◆ EXERCISE BRIEF: Give the number of lines in this listing that contain the word "stadijum", and nothing else.

◆ RECORDS TO USE:
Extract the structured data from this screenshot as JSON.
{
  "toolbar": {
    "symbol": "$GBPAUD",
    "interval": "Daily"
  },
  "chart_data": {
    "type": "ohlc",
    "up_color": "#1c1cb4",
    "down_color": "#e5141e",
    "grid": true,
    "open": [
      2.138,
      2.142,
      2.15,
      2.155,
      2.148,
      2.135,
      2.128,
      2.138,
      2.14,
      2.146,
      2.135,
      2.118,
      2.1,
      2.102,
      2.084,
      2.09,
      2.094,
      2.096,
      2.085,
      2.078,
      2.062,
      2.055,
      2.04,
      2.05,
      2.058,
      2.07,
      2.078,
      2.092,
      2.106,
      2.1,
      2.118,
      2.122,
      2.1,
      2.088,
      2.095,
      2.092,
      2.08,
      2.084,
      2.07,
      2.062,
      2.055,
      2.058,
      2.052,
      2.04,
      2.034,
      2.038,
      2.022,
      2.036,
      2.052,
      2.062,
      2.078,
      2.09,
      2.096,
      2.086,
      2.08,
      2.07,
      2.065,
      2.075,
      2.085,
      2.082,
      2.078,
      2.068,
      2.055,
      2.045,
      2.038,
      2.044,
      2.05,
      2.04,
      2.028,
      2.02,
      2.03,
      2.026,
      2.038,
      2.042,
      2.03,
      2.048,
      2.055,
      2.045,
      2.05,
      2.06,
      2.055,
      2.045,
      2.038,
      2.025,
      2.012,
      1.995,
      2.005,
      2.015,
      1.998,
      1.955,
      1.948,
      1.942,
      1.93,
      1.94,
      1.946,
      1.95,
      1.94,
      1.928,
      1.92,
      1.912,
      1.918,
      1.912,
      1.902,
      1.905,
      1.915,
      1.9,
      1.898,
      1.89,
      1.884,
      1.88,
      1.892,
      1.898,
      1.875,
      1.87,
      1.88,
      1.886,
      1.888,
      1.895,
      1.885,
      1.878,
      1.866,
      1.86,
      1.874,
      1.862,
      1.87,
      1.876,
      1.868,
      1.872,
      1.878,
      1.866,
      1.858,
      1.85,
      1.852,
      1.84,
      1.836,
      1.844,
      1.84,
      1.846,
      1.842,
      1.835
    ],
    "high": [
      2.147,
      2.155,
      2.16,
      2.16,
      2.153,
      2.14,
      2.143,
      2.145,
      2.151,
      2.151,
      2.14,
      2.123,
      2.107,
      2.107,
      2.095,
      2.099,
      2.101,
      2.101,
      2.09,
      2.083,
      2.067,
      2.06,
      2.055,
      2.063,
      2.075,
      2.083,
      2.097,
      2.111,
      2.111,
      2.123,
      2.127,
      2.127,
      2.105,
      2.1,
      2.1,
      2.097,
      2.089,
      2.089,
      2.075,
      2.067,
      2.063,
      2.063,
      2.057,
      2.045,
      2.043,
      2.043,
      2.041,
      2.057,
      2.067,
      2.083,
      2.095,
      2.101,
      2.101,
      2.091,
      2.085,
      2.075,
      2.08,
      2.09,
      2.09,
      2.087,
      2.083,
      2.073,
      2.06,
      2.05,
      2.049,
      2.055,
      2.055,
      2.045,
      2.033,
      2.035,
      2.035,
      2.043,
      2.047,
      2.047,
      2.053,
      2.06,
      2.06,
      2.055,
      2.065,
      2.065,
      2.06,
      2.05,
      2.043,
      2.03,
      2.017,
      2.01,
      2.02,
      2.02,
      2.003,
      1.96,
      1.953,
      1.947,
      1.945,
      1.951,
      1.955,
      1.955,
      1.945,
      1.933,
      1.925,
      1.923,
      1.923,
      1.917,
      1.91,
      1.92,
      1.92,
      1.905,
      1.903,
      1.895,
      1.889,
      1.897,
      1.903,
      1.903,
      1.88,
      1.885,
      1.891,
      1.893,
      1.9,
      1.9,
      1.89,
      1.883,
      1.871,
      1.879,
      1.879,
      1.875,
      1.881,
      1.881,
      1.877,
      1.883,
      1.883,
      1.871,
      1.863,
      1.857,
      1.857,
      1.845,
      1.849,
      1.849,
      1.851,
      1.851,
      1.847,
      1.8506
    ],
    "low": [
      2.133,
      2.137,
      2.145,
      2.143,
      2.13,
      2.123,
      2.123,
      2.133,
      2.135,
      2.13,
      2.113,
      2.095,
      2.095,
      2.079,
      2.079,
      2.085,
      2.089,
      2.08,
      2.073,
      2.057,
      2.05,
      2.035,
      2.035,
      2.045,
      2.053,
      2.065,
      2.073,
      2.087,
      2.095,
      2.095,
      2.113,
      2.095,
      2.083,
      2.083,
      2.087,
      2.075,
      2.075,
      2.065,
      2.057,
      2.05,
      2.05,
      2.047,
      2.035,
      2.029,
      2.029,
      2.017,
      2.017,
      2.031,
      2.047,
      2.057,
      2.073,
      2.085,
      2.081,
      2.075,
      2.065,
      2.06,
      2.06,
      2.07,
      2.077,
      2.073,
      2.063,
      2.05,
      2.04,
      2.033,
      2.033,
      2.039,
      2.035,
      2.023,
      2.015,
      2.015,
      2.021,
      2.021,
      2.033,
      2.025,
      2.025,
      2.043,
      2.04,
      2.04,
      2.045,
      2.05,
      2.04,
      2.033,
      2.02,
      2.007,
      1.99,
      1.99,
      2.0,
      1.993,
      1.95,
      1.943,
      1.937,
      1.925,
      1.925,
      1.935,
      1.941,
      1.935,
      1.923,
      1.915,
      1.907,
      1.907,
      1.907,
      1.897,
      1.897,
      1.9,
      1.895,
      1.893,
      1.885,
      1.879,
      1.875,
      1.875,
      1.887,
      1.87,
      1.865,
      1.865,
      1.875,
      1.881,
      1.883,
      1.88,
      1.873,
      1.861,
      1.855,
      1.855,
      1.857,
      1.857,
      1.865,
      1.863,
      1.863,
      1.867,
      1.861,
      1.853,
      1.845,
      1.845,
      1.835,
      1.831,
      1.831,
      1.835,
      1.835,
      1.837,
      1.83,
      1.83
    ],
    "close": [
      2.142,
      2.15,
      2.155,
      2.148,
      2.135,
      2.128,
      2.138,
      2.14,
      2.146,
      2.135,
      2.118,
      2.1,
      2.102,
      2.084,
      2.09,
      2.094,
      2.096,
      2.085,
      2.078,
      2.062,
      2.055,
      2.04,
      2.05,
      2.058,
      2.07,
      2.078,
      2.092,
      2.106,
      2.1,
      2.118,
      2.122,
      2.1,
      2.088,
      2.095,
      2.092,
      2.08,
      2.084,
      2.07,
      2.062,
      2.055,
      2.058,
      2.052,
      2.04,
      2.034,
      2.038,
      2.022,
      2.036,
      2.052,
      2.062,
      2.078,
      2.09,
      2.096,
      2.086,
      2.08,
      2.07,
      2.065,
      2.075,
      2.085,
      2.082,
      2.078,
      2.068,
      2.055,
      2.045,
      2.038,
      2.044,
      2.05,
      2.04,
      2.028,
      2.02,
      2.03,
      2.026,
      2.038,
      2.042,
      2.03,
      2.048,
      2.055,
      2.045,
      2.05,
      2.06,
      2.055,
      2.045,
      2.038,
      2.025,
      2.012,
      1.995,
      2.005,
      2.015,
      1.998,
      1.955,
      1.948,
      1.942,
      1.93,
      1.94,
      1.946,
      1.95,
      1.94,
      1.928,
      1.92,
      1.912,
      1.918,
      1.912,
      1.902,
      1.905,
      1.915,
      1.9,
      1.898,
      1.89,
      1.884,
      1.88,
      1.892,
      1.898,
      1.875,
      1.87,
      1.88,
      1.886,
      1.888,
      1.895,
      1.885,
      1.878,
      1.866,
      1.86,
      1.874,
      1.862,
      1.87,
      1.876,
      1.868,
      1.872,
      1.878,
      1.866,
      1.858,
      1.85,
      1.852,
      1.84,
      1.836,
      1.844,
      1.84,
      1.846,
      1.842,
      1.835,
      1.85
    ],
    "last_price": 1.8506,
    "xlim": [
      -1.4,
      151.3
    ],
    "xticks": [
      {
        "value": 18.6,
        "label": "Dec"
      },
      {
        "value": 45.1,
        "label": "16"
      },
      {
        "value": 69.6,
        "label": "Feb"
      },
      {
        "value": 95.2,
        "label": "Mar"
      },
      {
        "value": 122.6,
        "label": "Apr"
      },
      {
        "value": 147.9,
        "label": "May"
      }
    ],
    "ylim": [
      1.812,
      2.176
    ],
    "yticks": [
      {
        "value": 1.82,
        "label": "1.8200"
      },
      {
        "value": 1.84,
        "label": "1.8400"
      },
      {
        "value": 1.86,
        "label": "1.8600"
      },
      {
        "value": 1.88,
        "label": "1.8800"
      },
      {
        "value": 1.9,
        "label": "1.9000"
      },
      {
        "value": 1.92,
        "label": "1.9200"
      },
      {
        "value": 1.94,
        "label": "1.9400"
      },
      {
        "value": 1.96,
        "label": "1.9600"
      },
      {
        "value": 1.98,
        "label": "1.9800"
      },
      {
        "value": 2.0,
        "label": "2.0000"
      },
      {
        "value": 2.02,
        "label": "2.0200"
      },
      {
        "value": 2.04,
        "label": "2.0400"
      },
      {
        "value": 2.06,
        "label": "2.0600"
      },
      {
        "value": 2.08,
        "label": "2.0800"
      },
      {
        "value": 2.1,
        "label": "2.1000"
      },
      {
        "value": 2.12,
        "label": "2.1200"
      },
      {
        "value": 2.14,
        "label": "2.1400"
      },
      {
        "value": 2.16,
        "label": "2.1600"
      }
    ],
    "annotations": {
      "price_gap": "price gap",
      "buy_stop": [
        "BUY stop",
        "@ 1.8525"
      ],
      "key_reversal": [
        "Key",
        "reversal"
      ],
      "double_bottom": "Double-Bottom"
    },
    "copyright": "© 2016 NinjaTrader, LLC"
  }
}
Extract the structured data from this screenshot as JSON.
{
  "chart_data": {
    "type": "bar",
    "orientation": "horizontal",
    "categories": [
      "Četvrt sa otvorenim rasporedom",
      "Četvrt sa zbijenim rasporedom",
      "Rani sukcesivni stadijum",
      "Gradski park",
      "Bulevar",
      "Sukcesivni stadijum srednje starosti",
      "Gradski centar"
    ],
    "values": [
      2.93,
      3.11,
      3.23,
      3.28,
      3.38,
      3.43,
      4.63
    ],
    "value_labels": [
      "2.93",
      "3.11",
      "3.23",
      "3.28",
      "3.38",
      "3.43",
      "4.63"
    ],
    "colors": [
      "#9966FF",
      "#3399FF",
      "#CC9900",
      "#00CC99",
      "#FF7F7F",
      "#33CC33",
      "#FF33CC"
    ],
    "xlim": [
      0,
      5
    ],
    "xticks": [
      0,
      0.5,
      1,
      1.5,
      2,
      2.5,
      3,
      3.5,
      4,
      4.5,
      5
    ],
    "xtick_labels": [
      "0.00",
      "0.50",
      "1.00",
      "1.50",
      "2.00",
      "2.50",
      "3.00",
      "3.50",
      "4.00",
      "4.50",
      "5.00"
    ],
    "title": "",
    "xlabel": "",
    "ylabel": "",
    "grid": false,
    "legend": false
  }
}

◆ RESPONSE TO THIS EXERCISE: 2